Document segment section start
How does your success rate compare with industry averages for the leading particle size reduction technologies? And what could trigger you to update the Nanoforming success rate guidance from the current 10% to 90% range, given how important it is to modeling output. What's your confidence Versus Q2, how is it versus Q2 on hitting your target of starting a proof of process in 2021? And would you say that I mean, you're making measurable progress at a rate consistent with that sentiment? Or is it more based on the tone of negotiations overall?
That's my question. Thanks.
So if I start and then hand over to Albert and maybe also Christian wants to chip in. As far as I understand, we are executing according to the plan. So I think that right now, I can confidently say that what we are good test targets, we are on the lay line to achieve them. Albert, would you like to take it from there?
Yes. So first of all, remember that we have not said that we have closed 8 projects. So we start the project when the purchase order is or the deal is signed. And then you have then the client has sort of the right to use the line when you start the project. And then you have also remember that we do a final report.
We go through the report with the client and so forth. So before you have the final closing meeting over the project, the project has not ended. So you cannot sort of completely draw the conclusion that we have ended because you take 20 minuteus 12 and you get 8. So that is one thing. We can also start the project, and that means that there is a lag between the start of the project and Wendy actually start the Nanoform on the line, because first you do the on boarding of the project, on boarding of the API, All the talks and screening and all these sort of phases before you start to form it physically on the line.
Document segment section end
**Task brief:** Extend the earnings call transcript about Nanoform's project progress and success rate, picking up right after its last sentence.
Data listing section start
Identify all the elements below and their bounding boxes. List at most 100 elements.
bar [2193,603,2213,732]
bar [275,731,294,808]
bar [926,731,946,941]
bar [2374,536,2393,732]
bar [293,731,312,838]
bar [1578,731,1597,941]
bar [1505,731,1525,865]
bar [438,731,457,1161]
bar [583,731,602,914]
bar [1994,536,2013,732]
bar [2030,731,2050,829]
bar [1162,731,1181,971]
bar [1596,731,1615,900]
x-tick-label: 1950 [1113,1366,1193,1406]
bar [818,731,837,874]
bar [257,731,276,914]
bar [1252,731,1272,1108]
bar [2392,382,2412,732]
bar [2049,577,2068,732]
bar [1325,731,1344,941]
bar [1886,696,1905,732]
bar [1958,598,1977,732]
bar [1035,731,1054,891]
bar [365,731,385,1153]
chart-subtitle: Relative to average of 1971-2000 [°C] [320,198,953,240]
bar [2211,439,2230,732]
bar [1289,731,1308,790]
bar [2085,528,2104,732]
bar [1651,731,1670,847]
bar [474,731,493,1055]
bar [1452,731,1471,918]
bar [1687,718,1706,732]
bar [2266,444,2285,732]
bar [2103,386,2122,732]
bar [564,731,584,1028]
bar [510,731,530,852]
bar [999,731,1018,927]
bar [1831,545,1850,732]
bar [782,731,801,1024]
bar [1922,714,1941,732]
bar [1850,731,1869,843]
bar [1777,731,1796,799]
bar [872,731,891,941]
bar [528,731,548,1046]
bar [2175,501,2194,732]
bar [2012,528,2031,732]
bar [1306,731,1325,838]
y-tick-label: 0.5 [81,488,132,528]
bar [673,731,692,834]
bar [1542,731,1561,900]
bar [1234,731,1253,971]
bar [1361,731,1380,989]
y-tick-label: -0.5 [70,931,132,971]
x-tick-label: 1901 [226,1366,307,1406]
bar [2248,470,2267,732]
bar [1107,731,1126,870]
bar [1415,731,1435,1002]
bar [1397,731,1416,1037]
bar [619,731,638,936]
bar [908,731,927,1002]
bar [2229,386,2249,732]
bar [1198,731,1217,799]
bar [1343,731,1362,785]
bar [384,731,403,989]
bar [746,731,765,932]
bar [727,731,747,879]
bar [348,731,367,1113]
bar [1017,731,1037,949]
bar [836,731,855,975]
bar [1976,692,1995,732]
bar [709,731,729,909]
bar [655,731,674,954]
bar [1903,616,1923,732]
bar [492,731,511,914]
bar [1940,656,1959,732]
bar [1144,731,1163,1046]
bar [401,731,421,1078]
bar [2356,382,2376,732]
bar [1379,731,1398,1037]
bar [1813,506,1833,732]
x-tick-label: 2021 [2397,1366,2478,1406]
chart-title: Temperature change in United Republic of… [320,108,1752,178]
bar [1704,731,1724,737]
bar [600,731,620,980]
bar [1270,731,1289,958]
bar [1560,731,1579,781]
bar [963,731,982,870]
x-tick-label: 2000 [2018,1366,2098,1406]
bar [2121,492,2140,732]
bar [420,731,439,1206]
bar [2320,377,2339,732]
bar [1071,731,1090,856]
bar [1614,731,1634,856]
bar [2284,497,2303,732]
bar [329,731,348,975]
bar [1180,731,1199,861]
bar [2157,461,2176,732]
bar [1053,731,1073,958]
Data listing section end
**Exercise result:**
So I would say that it's too early to calculate the number like you did. But we have previously said that we have closed 4 projects so far, and we have not changed that sort of officially. Then when it comes to the probability of nanoforming on a general level, I would put it like this that the industry number for success forgoing from preclinical to clinical is 25. And the projects we have got so far are both projects where we have the clients have had a real need and a problem. And then the other one is the one where we have got sort of more from a technological evaluation point of view.
So in some cases, we have got sort of normal model compounds. In some cases, we have got compounds that are notoriously difficult, that nobody has ever been able to do anything smart with them. Our star map is, of course, something that we foresee can improve the probability of success for us. So if we screen 1,000 compounds and give 3 of them has a suggestion to clients that these are the ones we should, for example, put through our lines. Then the probability of success will be totally different in that kind of scenario when compared to when clients send us their 3 most notoriously difficult compounds.
So I would say that we speak to our sort of thinking that at this moment, we are talking we are showing you the industry numbers. And then when the number of projects increases, it goes up. And then finally on the POP and GMP. So remember, we can sign a GMP deal while the POP is ongoing, so it doesn't have to be that you can sort of have to wait for the POP to be ended at any When you see in the POP that the tech transfer is going well, then you can already sign the GMP contract with the client. And so that means that it's not the sort of always that you have to take step 2 and then before taking step 3.
Some clients wants will sort of do it more like in one go. And then potentially finally on that, so as Edward said and as we said that we have been working started to work on Twentum. We have talked with several clients on potential GMP contracts where we now have signed the first letter of intent. So all these together make the when you look at all this together, our answer is that we feel comfortable with our near term target of having the first GMP deal in 2021.
Okay, great. That's super helpful. Thanks for a Very thorough answer. My next question is, so most of the APIs you see are preclinical stage or at least that's the largest group. So do you expect to be producing GMP grade material for them once you move beyond proof of process?
Why wouldn't they be non GMP if they're not to be put in demand during that stage of the project?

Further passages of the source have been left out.